**Challenge:** Drop all pictures and repeat exactly the lines from the line holding "What's the underlying" through the end of the records.

**Exercise input:**
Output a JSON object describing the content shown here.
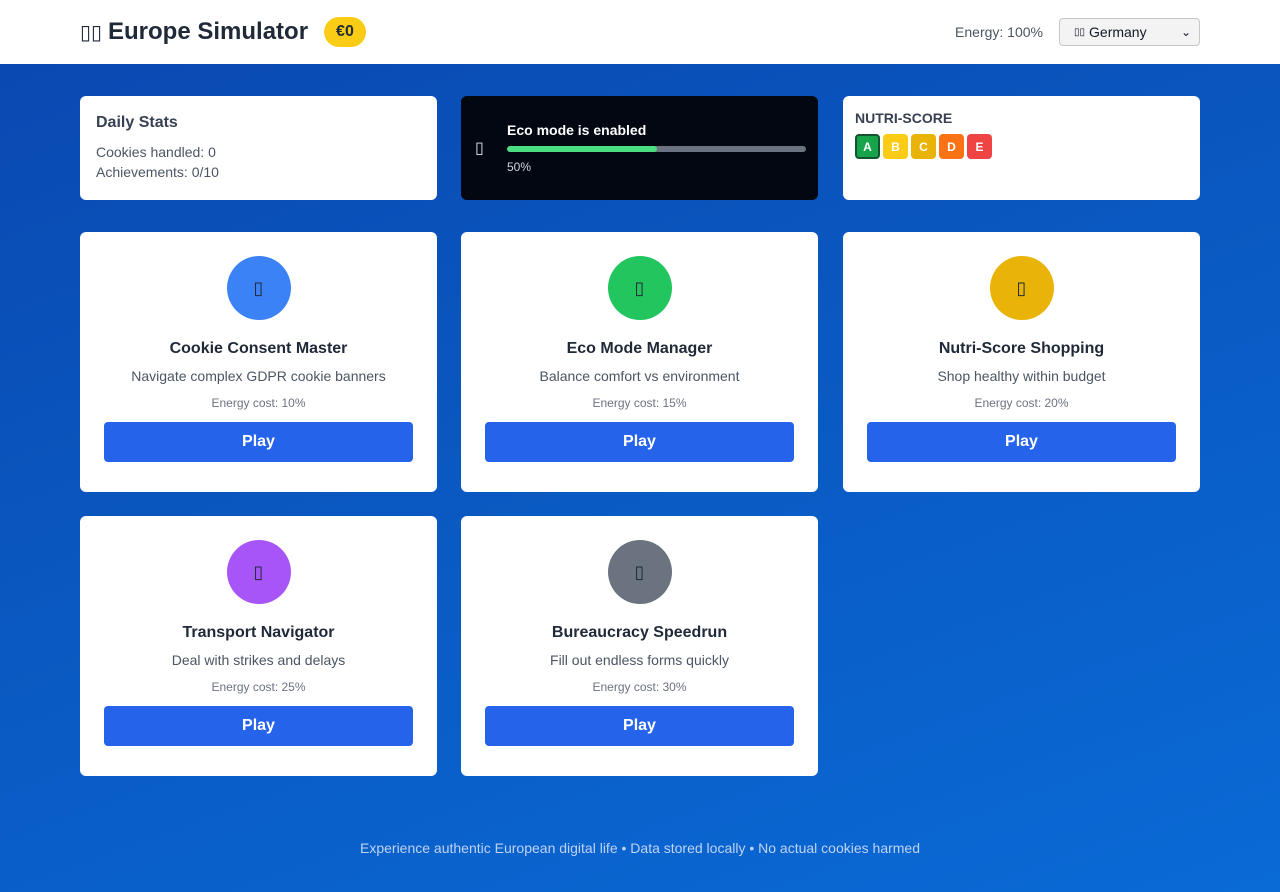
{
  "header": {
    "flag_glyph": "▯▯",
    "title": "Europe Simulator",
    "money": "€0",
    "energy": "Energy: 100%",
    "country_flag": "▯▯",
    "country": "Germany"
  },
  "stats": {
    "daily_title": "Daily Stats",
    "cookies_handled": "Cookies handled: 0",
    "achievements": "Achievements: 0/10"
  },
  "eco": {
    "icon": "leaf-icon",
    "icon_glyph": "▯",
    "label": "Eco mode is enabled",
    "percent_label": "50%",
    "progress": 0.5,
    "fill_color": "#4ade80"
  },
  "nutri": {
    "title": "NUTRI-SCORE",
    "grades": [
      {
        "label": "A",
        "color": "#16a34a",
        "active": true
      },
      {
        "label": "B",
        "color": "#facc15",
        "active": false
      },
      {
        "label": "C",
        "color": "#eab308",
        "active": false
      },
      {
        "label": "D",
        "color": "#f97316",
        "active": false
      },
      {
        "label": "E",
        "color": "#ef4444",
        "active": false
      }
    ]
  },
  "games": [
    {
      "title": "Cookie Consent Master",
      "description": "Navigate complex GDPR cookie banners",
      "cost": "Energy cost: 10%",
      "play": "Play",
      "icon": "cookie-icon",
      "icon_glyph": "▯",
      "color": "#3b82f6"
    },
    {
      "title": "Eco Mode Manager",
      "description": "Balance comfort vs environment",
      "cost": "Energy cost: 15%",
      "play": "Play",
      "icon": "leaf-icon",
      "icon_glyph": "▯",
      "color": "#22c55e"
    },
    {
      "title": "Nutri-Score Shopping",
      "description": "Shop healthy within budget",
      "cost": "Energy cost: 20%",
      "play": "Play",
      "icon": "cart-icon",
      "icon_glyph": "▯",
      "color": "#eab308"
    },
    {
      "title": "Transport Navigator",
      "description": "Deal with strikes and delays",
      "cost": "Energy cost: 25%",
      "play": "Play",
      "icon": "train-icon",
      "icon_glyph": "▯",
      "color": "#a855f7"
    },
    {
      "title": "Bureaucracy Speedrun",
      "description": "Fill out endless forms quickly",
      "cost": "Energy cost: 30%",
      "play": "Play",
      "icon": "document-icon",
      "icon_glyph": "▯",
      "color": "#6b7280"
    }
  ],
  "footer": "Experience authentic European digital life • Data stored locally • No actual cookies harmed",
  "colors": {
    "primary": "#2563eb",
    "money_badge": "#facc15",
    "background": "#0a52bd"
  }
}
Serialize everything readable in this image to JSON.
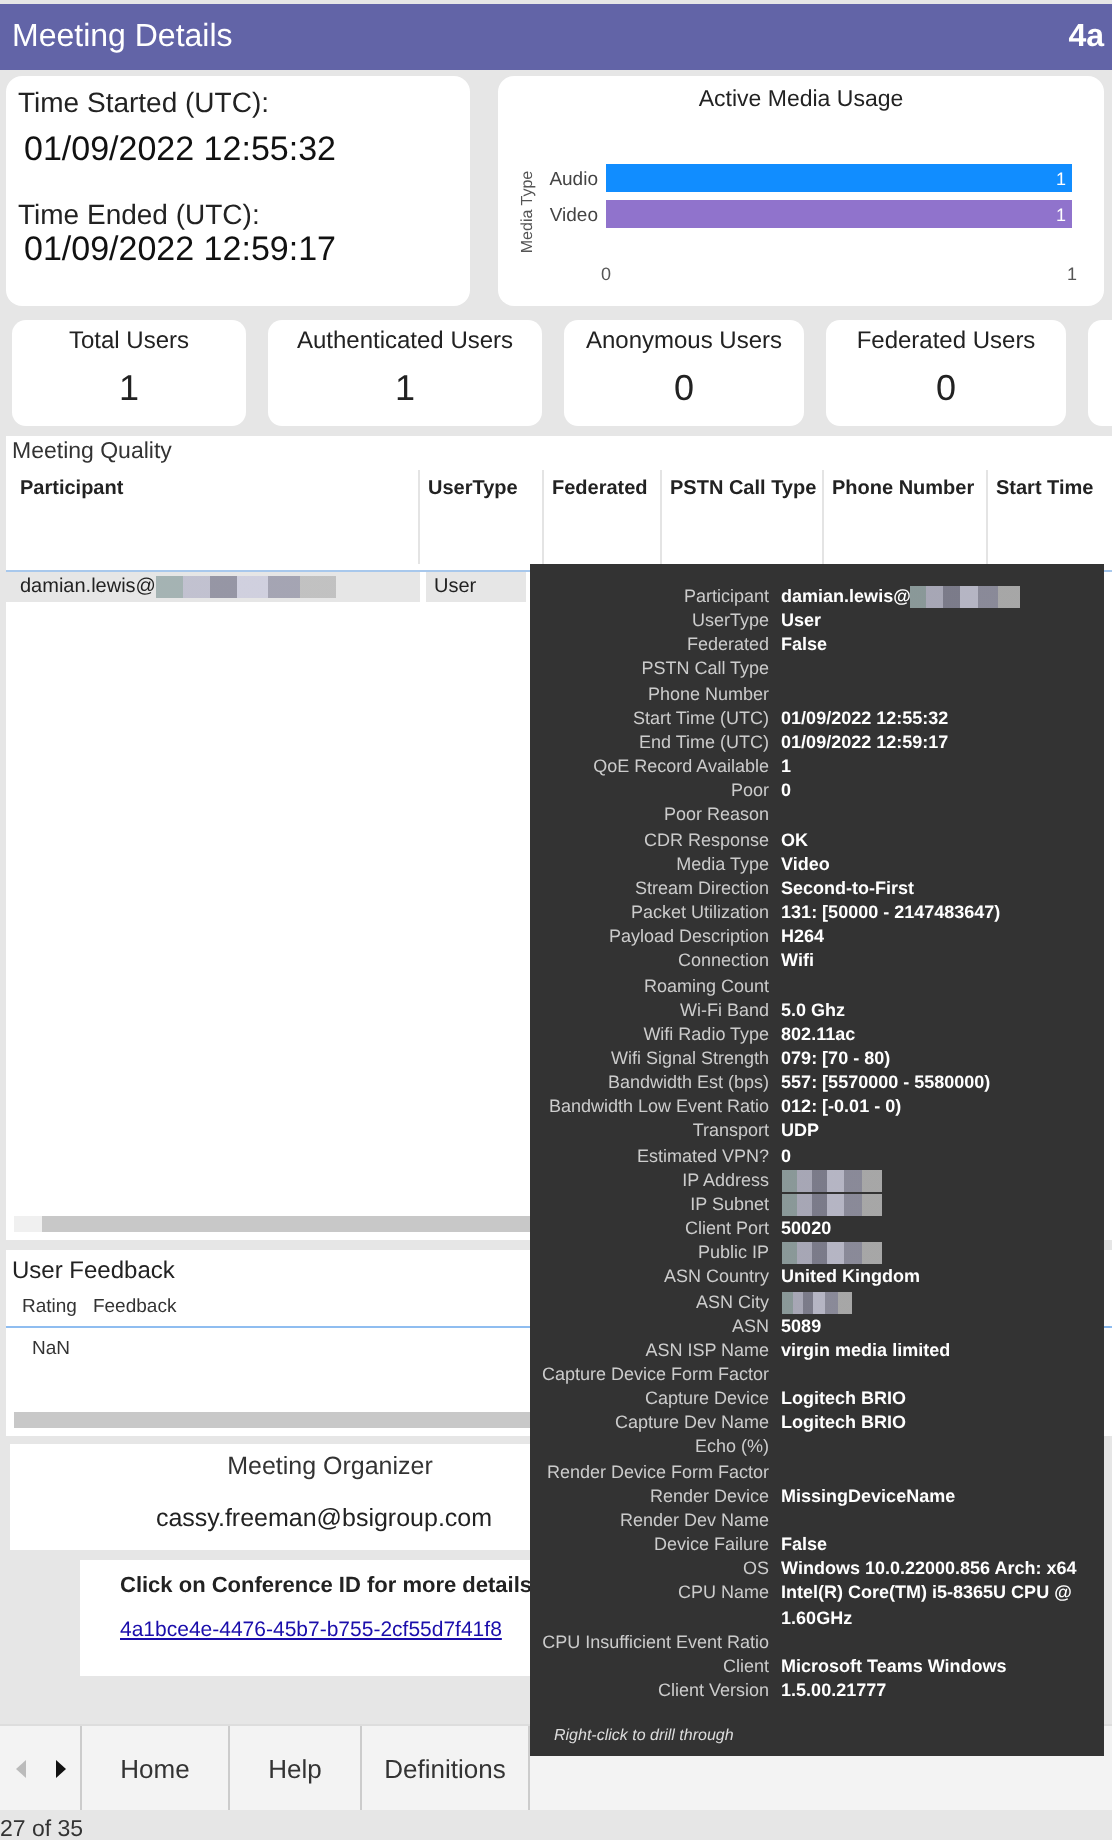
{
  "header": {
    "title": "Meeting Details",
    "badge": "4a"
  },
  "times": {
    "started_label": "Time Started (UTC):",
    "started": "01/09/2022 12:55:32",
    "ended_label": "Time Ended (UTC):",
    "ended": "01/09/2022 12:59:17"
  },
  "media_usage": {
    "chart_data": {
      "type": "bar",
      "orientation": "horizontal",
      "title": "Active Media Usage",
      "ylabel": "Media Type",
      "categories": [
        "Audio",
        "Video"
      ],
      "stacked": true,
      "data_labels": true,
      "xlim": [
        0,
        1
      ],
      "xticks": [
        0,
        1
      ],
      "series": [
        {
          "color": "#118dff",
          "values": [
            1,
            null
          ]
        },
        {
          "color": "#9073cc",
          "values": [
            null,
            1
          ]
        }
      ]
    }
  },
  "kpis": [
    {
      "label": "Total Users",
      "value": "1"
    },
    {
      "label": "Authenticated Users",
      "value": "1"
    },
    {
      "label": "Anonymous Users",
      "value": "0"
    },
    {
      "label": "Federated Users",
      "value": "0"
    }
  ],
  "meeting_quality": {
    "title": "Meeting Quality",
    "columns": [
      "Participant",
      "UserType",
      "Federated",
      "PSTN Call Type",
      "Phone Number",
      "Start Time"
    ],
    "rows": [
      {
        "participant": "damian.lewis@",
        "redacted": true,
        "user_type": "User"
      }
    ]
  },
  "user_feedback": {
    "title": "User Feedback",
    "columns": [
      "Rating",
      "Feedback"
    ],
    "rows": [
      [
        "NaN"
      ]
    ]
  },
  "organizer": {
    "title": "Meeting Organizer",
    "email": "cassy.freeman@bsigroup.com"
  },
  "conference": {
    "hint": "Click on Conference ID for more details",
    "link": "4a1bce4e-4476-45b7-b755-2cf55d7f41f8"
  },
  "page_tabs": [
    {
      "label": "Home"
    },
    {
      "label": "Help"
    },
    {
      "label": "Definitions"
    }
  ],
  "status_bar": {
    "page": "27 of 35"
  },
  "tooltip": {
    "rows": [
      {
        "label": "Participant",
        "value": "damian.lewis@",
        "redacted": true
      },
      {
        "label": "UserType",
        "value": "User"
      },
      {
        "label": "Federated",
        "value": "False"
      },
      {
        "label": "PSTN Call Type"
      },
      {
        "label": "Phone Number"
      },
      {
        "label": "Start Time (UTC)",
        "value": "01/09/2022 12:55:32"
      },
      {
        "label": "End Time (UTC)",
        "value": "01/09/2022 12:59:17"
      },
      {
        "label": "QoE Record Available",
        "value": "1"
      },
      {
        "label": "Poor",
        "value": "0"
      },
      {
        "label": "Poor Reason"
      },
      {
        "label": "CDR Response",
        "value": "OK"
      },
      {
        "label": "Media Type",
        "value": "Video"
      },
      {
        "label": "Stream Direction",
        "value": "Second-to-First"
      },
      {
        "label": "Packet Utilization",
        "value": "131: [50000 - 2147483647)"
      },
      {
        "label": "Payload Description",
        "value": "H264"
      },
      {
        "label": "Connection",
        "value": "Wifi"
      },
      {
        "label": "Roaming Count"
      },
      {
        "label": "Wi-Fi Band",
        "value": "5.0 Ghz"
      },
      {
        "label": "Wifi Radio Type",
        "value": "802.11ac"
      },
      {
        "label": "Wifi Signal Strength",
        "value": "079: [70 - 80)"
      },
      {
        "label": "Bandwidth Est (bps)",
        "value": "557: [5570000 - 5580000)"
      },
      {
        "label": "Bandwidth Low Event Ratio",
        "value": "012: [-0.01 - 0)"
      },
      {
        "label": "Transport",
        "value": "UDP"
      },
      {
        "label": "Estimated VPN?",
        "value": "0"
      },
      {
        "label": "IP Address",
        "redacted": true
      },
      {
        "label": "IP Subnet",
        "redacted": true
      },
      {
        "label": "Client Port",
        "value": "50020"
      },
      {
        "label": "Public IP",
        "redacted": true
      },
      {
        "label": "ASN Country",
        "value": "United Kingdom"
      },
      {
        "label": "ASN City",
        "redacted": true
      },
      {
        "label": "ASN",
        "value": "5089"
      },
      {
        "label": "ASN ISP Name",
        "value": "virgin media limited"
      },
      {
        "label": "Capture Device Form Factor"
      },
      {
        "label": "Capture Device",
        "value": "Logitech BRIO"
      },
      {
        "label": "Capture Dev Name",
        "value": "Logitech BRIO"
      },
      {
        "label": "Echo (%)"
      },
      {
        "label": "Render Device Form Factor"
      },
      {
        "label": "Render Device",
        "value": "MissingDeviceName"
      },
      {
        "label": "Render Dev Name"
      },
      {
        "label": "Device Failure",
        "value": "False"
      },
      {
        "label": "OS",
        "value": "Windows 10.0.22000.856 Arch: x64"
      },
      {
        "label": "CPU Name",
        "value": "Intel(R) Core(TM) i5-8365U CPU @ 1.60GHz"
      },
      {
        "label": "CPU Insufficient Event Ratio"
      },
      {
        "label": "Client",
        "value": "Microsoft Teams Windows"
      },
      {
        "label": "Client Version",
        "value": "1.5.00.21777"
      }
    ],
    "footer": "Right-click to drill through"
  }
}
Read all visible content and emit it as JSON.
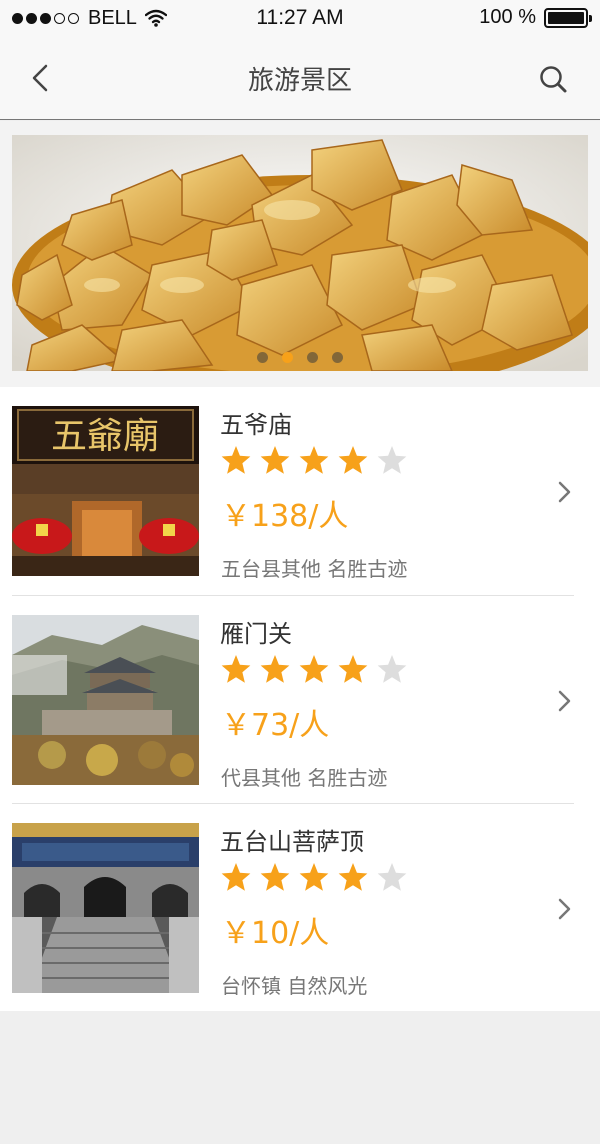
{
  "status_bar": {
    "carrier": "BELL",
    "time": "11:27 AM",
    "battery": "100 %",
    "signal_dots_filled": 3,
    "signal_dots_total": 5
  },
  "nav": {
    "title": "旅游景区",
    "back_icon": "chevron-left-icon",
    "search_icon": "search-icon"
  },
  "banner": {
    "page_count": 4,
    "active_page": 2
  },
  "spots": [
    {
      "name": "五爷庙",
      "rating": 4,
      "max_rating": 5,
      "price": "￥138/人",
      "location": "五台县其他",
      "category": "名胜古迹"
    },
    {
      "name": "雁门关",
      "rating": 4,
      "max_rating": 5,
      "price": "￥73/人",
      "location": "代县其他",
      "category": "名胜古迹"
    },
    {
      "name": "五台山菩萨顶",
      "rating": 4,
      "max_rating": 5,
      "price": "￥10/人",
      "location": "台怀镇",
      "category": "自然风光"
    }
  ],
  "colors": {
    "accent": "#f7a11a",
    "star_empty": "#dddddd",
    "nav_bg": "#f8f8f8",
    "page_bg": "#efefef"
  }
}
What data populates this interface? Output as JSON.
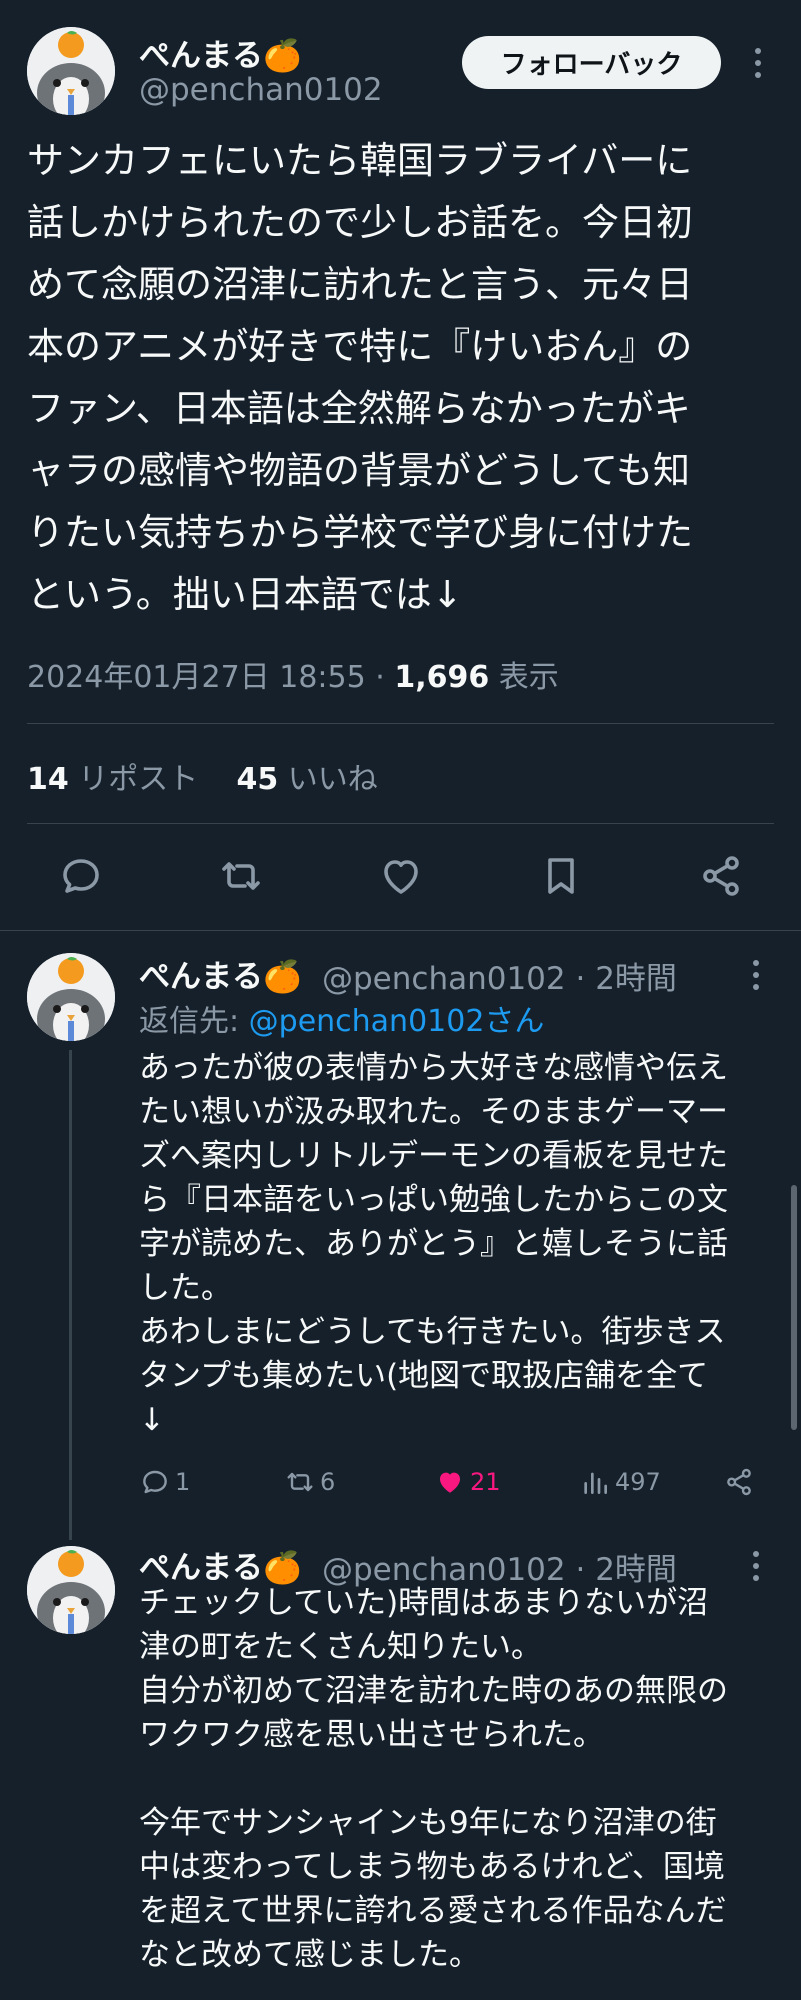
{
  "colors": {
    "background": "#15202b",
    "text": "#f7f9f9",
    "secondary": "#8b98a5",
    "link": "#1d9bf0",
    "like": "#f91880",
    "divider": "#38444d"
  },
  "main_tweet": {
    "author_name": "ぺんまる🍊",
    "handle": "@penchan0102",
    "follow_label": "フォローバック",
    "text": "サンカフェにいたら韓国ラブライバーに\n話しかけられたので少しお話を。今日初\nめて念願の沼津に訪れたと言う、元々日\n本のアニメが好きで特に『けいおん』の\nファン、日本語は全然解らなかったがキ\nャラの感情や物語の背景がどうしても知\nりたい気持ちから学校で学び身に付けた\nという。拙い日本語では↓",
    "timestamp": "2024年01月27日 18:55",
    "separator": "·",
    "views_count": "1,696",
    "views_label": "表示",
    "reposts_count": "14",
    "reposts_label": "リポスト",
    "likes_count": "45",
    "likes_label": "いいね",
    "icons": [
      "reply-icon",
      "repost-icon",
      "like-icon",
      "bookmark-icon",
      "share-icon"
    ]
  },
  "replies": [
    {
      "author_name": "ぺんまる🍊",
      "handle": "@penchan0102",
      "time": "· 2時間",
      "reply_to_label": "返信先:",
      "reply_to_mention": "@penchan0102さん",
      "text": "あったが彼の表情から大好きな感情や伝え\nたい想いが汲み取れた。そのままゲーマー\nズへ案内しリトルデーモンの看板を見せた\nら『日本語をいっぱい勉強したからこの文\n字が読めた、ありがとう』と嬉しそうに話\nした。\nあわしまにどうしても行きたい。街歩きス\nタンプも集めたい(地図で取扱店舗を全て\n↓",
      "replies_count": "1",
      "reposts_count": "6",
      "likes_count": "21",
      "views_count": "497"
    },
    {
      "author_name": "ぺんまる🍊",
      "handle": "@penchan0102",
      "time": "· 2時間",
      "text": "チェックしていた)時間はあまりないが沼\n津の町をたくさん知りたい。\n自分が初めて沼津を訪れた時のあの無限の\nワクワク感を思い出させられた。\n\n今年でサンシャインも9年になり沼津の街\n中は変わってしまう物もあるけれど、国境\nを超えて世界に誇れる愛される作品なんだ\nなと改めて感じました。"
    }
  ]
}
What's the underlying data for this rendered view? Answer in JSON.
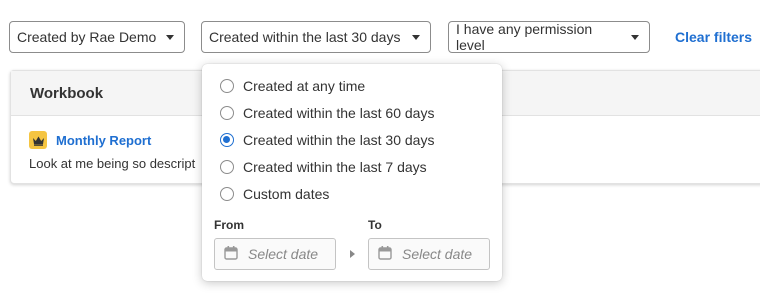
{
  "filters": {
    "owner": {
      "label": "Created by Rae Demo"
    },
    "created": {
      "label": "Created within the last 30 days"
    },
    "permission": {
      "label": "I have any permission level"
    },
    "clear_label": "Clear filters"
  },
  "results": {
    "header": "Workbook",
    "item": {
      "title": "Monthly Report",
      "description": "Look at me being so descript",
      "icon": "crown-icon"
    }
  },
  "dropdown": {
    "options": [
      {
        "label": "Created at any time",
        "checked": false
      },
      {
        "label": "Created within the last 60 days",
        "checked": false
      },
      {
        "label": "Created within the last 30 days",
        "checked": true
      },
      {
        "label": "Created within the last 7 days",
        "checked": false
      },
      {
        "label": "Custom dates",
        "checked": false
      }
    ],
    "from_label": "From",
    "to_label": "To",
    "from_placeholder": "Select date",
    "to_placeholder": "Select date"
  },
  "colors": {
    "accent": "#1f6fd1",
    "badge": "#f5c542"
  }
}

**Answer for this exercise:**
What's the underlying data for this rendered view? Answer in JSON.
{
  "filters": {
    "owner": {
      "label": "Created by Rae Demo"
    },
    "created": {
      "label": "Created within the last 30 days"
    },
    "permission": {
      "label": "I have any permission level"
    },
    "clear_label": "Clear filters"
  },
  "results": {
    "header": "Workbook",
    "item": {
      "title": "Monthly Report",
      "description": "Look at me being so descript",
      "icon": "crown-icon"
    }
  },
  "dropdown": {
    "options": [
      {
        "label": "Created at any time",
        "checked": false
      },
      {
        "label": "Created within the last 60 days",
        "checked": false
      },
      {
        "label": "Created within the last 30 days",
        "checked": true
      },
      {
        "label": "Created within the last 7 days",
        "checked": false
      },
      {
        "label": "Custom dates",
        "checked": false
      }
    ],
    "from_label": "From",
    "to_label": "To",
    "from_placeholder": "Select date",
    "to_placeholder": "Select date"
  },
  "colors": {
    "accent": "#1f6fd1",
    "badge": "#f5c542"
  }
}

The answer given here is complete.